## GIVEN REQUEST:
Without including any pictures, copy each entry below exactly.

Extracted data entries
◆ ◆ ◆ ◆

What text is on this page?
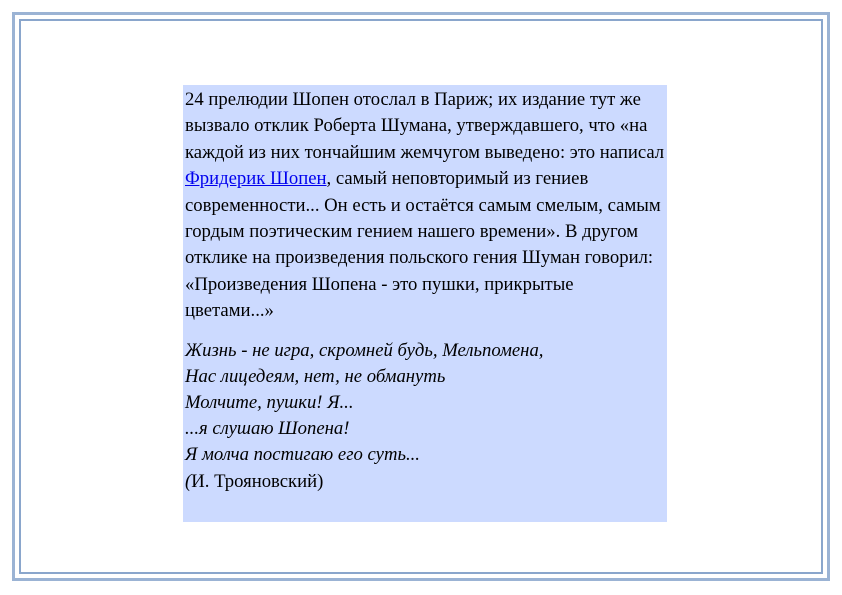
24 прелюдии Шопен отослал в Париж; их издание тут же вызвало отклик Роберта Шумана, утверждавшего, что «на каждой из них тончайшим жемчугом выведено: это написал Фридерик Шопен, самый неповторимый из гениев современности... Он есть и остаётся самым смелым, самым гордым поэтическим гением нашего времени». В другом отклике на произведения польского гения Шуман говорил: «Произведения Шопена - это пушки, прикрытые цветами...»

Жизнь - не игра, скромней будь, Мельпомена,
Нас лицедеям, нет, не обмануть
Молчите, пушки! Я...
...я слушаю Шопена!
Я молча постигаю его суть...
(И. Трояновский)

◆ ◆ ◆ ◆

## EXPECTED ANSWER:
What text is on this page?
24 прелюдии Шопен отослал в Париж; их издание тут же вызвало отклик Роберта Шумана, утверждавшего, что «на каждой из них тончайшим жемчугом выведено: это написал Фридерик Шопен, самый неповторимый из гениев современности... Он есть и остаётся самым смелым, самым гордым поэтическим гением нашего времени». В другом отклике на произведения польского гения Шуман говорил: «Произведения Шопена - это пушки, прикрытые цветами...»

Жизнь - не игра, скромней будь, Мельпомена,
Нас лицедеям, нет, не обмануть
Молчите, пушки! Я...
...я слушаю Шопена!
Я молча постигаю его суть...
(И. Трояновский)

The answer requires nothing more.